- _Text excerpt_
# Preparing Data for Unet Model

**Author**: Sage McGinley-Smith  
**Class**: CS 230: Deep Learning  
**Date**: November 2024

# Install and Load Necessary Packages and Mount Drive

In [None]:
!pip install rasterio google-cloud-storage
import os
import rasterio
from google.cloud import storage
from google.colab import drive
drive.mount('/content/drive')
os.environ["GOOGLE_APPLICATION_CREDENTIALS"] = "insert path to .json key file in drive here"

# Define Functions for Tiling and Bucketing
Image tiles are 128 x 128

In [None]:
def upload_to_gcp(bucket_name, source_file_name, destination_blob_name):
    storage_client = storage.Client()
    bucket = storage_client.bucket(bucket_name)
    blob = bucket.blob(destination_blob_name)
    blob.upload_from_filename(source_file_name)
    print(f"File {source_file_name} uploaded to {destination_blob_name}.")

In [None]:
def tile_and_upload(geotiff_path, bucket_name):
    tile_size = 128  # Define the size of each tile
    filename = os.path.basename(geotiff_path).split(".")[0]

    # Determine the quarter based on the filename
    if "q1" in filename:
        quarter_folder = "q1"
    elif "q2" in filename:
        quarter_folder = "q2"
    elif "q3" in filename:
        quarter_folder = "q3"
    elif "q4" in filename:
        quarter_folder = "q4"
    else:
        raise ValueError("Filename does not contain a valid quarter identifier (q1, q2, q3, q4).")

    # Determine if the file is a mask or sentinel image
    if "mask" in filename:
        folder = "mask-tiles"
    else:
        folder = "sentinel-tiles"

    # Open the GeoTIFF and create tiles
    with rasterio.open(geotiff_path) as src:
        img_width, img_height = src.width, src.height

        # Iterate through the image to create tiles
        for i in range(0, img_width, tile_size):
            for j in range(0, img_height, tile_size):
                window = rasterio.windows.Window(i, j, tile_size, tile_size)

- _Parts of the exercise_
A – In the notebook on preparing data for the U-Net model, which folder is chosen when the filename contains "mask"?
B – Continue the U-Net data preparation notebook from the point where it ends.

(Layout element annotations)
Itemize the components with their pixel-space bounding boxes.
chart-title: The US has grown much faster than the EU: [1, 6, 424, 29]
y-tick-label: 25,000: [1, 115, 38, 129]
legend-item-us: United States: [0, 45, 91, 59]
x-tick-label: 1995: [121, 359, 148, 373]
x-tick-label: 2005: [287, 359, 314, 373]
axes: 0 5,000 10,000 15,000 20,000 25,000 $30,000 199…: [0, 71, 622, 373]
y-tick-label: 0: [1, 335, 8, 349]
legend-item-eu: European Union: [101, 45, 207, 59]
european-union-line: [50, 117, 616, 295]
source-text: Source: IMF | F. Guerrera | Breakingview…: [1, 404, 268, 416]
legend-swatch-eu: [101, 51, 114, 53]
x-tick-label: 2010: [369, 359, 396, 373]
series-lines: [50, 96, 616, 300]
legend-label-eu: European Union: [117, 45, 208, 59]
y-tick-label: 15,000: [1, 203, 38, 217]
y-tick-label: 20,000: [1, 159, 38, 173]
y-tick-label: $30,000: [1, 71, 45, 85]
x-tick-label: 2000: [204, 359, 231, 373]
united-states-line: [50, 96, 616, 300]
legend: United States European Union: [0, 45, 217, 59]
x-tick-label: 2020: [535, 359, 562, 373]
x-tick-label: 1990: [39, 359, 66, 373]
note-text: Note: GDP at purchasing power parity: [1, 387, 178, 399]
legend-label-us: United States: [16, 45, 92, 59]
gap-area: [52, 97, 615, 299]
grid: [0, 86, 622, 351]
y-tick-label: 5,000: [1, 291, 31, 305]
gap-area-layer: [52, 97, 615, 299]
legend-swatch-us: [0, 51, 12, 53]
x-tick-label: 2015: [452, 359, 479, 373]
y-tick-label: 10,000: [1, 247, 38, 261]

- _Answers for this exercise_
A – mask-tiles

B –
                # Read the windowed tile and save if it matches tile size
                transform = src.window_transform(window)
                tile_data = src.read(window=window)

                # Skip if the tile is smaller than expected (edge case)
                if tile_data.shape[1] != tile_size or tile_data.shape[2] != tile_size:
                    continue

                # Define tile filename and save path
                tile_filename = f"{filename}_tile_{i}_{j}.tif"
                tile_path = f"./{tile_filename}"

                # Save the tile
                with rasterio.open(
                    tile_path,
                    'w',
                    driver='GTiff',
                    height=tile_size,
                    width=tile_size,
                    count=src.count,
                    dtype=tile_data.dtype,
                    crs=src.crs,
                    transform=transform
                ) as dst:
                    dst.write(tile_data)

                # Upload to GCP in the appropriate folder structure
                destination_blob_name = f"{folder}/{quarter_folder}/{tile_filename}"
                upload_to_gcp(bucket_name, tile_path, destination_blob_name)

                # Remove local tile after uploading
                os.remove(tile_path)

# Loop Through Images and Tile + Upload Them

In [None]:
bucket_name = "230-project-tiles"
geotiff_paths = [
    "/content/drive/My Drive/Senior Project/Training_Data_Full_Quads/image_q1_2019.tif",
    "/content/drive/My Drive/Senior Project/Training_Data_Full_Quads/image_q2_2019.tif",
    "/content/drive/My Drive/Senior Project/Training_Data_Full_Quads/image_q3_2019.tif",
    "/content/drive/My Drive/Senior Project/Training_Data_Full_Quads/image_q4_2019.tif",
    "/content/drive/My Drive/Senior Project/Training_Data_Full_Quads/mask_q1_2019.tif",
    "/content/drive/My Drive/Senior Project/Training_Data_Full_Quads/mask_q2_2019.tif",
    "/content/drive/My Drive/Senior Project/Training_Data_Full_Quads/mask_q3_2019.tif",
    "/content/drive/My Drive/Senior Project/Training_Data_Full_Quads/mask_q4_2019.tif"
]

for geotiff_path in geotiff_paths:
    tile_and_upload(geotiff_path, bucket_name)